* Records about charts and figures
[start]
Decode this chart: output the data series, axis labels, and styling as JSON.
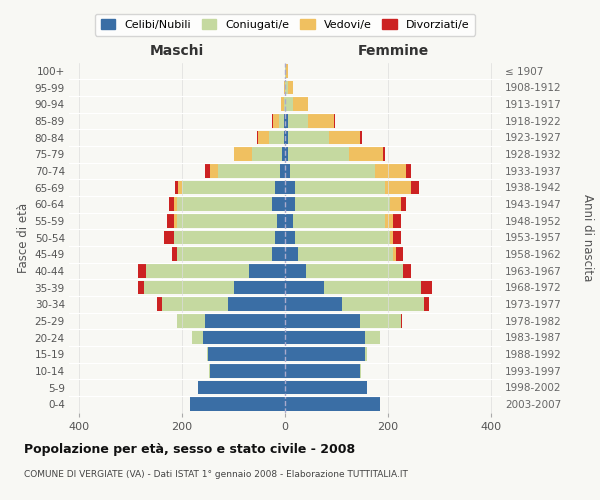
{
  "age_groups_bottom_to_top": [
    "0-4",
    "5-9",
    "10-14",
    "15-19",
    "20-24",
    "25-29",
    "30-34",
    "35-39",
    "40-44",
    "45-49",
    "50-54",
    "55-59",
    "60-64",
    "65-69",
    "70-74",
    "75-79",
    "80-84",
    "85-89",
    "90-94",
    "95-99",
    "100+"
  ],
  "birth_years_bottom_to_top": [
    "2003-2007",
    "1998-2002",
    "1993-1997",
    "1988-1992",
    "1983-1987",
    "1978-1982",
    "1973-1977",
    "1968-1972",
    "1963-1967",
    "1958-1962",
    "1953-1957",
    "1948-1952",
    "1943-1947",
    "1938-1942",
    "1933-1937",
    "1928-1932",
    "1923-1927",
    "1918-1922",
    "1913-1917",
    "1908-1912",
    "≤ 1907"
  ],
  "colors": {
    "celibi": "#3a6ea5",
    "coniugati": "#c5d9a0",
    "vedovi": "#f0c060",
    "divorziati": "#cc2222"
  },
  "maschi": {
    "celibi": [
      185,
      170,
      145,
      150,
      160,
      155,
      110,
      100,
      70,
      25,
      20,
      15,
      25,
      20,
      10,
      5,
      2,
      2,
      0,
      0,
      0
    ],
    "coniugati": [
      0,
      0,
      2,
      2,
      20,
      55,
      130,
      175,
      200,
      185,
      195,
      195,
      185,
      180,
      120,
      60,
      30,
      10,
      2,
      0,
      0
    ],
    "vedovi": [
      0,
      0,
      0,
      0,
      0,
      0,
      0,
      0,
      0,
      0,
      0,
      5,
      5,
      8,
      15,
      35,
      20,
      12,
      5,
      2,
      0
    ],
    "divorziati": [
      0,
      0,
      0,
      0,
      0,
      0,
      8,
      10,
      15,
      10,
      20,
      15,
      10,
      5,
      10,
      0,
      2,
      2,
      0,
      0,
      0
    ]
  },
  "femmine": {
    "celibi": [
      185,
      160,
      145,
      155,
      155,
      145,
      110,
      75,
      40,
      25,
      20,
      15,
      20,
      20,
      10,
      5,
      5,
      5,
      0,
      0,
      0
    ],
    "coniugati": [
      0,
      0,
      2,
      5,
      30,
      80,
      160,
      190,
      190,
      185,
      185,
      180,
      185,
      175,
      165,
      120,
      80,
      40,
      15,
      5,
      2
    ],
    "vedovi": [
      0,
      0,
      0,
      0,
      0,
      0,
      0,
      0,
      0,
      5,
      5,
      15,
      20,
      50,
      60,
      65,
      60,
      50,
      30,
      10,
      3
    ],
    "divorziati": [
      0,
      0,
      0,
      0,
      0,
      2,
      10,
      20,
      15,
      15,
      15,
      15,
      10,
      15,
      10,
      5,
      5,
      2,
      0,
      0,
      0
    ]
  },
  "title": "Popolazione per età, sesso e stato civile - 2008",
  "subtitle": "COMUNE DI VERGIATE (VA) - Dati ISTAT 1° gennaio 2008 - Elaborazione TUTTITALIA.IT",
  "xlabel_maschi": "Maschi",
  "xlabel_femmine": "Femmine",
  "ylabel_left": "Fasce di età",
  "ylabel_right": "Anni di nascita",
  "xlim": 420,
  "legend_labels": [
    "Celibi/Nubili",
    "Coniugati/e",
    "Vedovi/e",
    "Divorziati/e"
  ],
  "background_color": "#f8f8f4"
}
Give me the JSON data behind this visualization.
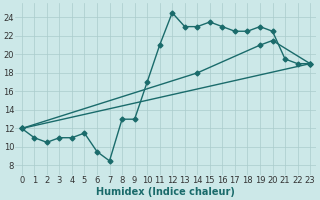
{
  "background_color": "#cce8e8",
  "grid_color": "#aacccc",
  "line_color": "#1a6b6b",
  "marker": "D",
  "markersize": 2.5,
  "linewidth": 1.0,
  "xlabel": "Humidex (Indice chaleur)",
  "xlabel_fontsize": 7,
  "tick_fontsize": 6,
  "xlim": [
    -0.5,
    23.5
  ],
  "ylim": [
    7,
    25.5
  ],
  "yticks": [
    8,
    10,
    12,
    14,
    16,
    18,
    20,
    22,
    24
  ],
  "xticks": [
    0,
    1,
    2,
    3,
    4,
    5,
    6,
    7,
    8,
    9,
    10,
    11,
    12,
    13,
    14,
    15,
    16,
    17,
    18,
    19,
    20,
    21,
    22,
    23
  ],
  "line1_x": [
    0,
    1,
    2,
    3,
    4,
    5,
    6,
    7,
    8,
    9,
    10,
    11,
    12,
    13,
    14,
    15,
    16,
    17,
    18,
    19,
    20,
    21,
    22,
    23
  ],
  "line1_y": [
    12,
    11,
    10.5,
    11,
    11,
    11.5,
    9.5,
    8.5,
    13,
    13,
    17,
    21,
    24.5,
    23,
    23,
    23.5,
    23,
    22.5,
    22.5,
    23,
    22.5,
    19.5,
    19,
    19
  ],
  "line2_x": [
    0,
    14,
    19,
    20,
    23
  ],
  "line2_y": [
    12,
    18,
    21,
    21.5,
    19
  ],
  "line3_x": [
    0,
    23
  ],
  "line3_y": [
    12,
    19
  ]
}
[end]
* WHAT IS BEING ASKED
Extract the full listing exactly, with the pictures left out.

* RESULT
Decode this chart: output the data series, axis labels, and styling as JSON.
{
  "age_groups_bottom_to_top": [
    "0-4",
    "5-9",
    "10-14",
    "15-19",
    "20-24",
    "25-29",
    "30-34",
    "35-39",
    "40-44",
    "45-49",
    "50-54",
    "55-59",
    "60-64",
    "65-69",
    "70-74",
    "75-79",
    "80-84",
    "85-89",
    "90-94",
    "95-99",
    "100+"
  ],
  "birth_years_bottom_to_top": [
    "2003-2007",
    "1998-2002",
    "1993-1997",
    "1988-1992",
    "1983-1987",
    "1978-1982",
    "1973-1977",
    "1968-1972",
    "1963-1967",
    "1958-1962",
    "1953-1957",
    "1948-1952",
    "1943-1947",
    "1938-1942",
    "1933-1937",
    "1928-1932",
    "1923-1927",
    "1918-1922",
    "1913-1917",
    "1908-1912",
    "≤ 1907"
  ],
  "colors": {
    "celibi": "#3a6ea5",
    "coniugati": "#c5d9a0",
    "vedovi": "#f0c060",
    "divorziati": "#cc2222"
  },
  "maschi": {
    "celibi": [
      185,
      170,
      145,
      150,
      160,
      155,
      110,
      100,
      70,
      25,
      20,
      15,
      25,
      20,
      10,
      5,
      2,
      2,
      0,
      0,
      0
    ],
    "coniugati": [
      0,
      0,
      2,
      2,
      20,
      55,
      130,
      175,
      200,
      185,
      195,
      195,
      185,
      180,
      120,
      60,
      30,
      10,
      2,
      0,
      0
    ],
    "vedovi": [
      0,
      0,
      0,
      0,
      0,
      0,
      0,
      0,
      0,
      0,
      0,
      5,
      5,
      8,
      15,
      35,
      20,
      12,
      5,
      2,
      0
    ],
    "divorziati": [
      0,
      0,
      0,
      0,
      0,
      0,
      8,
      10,
      15,
      10,
      20,
      15,
      10,
      5,
      10,
      0,
      2,
      2,
      0,
      0,
      0
    ]
  },
  "femmine": {
    "celibi": [
      185,
      160,
      145,
      155,
      155,
      145,
      110,
      75,
      40,
      25,
      20,
      15,
      20,
      20,
      10,
      5,
      5,
      5,
      0,
      0,
      0
    ],
    "coniugati": [
      0,
      0,
      2,
      5,
      30,
      80,
      160,
      190,
      190,
      185,
      185,
      180,
      185,
      175,
      165,
      120,
      80,
      40,
      15,
      5,
      2
    ],
    "vedovi": [
      0,
      0,
      0,
      0,
      0,
      0,
      0,
      0,
      0,
      5,
      5,
      15,
      20,
      50,
      60,
      65,
      60,
      50,
      30,
      10,
      3
    ],
    "divorziati": [
      0,
      0,
      0,
      0,
      0,
      2,
      10,
      20,
      15,
      15,
      15,
      15,
      10,
      15,
      10,
      5,
      5,
      2,
      0,
      0,
      0
    ]
  },
  "title": "Popolazione per età, sesso e stato civile - 2008",
  "subtitle": "COMUNE DI VERGIATE (VA) - Dati ISTAT 1° gennaio 2008 - Elaborazione TUTTITALIA.IT",
  "xlabel_maschi": "Maschi",
  "xlabel_femmine": "Femmine",
  "ylabel_left": "Fasce di età",
  "ylabel_right": "Anni di nascita",
  "xlim": 420,
  "legend_labels": [
    "Celibi/Nubili",
    "Coniugati/e",
    "Vedovi/e",
    "Divorziati/e"
  ],
  "background_color": "#f8f8f4"
}
Give me the JSON data behind this visualization.
{
  "background_color": "#cce8e8",
  "grid_color": "#aacccc",
  "line_color": "#1a6b6b",
  "marker": "D",
  "markersize": 2.5,
  "linewidth": 1.0,
  "xlabel": "Humidex (Indice chaleur)",
  "xlabel_fontsize": 7,
  "tick_fontsize": 6,
  "xlim": [
    -0.5,
    23.5
  ],
  "ylim": [
    7,
    25.5
  ],
  "yticks": [
    8,
    10,
    12,
    14,
    16,
    18,
    20,
    22,
    24
  ],
  "xticks": [
    0,
    1,
    2,
    3,
    4,
    5,
    6,
    7,
    8,
    9,
    10,
    11,
    12,
    13,
    14,
    15,
    16,
    17,
    18,
    19,
    20,
    21,
    22,
    23
  ],
  "line1_x": [
    0,
    1,
    2,
    3,
    4,
    5,
    6,
    7,
    8,
    9,
    10,
    11,
    12,
    13,
    14,
    15,
    16,
    17,
    18,
    19,
    20,
    21,
    22,
    23
  ],
  "line1_y": [
    12,
    11,
    10.5,
    11,
    11,
    11.5,
    9.5,
    8.5,
    13,
    13,
    17,
    21,
    24.5,
    23,
    23,
    23.5,
    23,
    22.5,
    22.5,
    23,
    22.5,
    19.5,
    19,
    19
  ],
  "line2_x": [
    0,
    14,
    19,
    20,
    23
  ],
  "line2_y": [
    12,
    18,
    21,
    21.5,
    19
  ],
  "line3_x": [
    0,
    23
  ],
  "line3_y": [
    12,
    19
  ]
}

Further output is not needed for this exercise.